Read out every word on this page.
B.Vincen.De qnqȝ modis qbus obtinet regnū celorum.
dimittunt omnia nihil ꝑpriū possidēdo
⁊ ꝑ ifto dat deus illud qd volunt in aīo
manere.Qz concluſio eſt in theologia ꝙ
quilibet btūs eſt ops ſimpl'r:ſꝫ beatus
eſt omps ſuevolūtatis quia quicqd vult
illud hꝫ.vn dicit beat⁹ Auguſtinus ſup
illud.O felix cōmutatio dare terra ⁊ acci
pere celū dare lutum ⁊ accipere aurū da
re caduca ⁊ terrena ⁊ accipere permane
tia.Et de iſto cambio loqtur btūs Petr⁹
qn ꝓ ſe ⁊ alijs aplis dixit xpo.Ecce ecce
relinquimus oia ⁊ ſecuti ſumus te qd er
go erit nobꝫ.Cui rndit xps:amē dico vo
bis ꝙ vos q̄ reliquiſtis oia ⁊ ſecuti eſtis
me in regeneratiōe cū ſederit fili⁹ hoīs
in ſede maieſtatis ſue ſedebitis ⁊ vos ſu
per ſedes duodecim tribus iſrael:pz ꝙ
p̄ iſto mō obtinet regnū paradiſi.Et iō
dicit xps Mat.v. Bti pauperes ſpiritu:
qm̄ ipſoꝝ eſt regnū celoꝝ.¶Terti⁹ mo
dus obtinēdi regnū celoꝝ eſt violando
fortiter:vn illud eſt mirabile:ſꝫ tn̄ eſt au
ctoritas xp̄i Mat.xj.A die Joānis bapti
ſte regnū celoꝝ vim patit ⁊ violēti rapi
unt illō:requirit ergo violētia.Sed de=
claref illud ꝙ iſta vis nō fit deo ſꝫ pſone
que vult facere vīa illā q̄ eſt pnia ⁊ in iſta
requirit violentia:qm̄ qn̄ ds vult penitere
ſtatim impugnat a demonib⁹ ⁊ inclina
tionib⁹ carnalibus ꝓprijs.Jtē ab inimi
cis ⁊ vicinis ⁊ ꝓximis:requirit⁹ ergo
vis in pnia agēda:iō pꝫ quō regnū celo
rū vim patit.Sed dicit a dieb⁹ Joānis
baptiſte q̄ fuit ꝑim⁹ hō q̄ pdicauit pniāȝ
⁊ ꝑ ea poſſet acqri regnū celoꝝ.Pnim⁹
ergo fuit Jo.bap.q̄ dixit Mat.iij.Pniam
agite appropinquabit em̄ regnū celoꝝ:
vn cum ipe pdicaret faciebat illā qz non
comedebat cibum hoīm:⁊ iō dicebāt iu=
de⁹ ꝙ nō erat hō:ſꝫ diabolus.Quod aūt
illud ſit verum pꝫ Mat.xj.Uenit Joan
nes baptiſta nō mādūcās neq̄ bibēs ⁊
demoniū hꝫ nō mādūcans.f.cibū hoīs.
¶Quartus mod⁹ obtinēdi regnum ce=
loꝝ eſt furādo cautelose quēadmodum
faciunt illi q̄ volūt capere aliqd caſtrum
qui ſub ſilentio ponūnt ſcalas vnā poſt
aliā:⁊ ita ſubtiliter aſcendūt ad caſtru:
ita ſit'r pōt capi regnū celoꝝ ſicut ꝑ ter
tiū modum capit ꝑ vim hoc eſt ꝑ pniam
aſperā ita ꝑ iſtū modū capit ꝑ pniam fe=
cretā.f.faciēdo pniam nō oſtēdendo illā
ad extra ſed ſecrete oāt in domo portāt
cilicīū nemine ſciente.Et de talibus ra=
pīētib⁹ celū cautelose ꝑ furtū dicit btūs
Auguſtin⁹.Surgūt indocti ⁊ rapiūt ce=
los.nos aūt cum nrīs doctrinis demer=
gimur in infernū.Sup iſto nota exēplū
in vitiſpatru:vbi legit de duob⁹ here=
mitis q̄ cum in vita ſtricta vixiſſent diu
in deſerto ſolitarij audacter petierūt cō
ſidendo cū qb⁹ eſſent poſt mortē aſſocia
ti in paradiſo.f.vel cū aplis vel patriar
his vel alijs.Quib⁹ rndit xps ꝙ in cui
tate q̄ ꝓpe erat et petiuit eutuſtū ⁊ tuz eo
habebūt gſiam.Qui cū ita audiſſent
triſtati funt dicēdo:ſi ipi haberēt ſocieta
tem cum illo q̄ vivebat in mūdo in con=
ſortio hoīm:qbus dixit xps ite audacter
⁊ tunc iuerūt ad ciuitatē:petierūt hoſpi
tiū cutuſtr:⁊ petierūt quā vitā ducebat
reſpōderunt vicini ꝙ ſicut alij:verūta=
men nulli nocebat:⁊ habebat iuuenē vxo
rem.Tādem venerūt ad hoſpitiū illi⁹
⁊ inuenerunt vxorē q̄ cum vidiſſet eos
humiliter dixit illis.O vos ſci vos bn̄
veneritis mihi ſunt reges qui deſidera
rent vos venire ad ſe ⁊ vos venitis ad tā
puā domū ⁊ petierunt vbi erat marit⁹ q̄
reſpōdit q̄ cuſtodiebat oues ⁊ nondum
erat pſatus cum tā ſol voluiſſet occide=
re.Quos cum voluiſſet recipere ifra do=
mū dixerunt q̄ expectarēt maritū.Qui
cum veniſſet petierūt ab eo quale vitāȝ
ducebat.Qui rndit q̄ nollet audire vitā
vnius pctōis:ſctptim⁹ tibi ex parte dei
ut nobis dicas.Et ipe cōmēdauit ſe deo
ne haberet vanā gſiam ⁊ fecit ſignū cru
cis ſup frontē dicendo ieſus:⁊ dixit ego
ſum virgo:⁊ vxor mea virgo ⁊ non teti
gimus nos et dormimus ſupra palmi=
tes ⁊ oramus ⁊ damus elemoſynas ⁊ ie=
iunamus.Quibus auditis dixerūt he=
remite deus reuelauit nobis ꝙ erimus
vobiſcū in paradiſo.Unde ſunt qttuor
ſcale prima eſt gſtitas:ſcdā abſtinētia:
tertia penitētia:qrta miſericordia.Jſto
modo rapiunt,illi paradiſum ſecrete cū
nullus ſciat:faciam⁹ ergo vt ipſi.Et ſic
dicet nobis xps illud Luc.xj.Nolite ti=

§

▸ **Written exercise**: Filter the records above for lines containing the word "paradiſo", and copy those lines.

▸ **Finished exercise**:
ti in paradiſo.f.vel cū aplis vel patriar
vobiſcū in paradiſo.Unde ſunt qttuor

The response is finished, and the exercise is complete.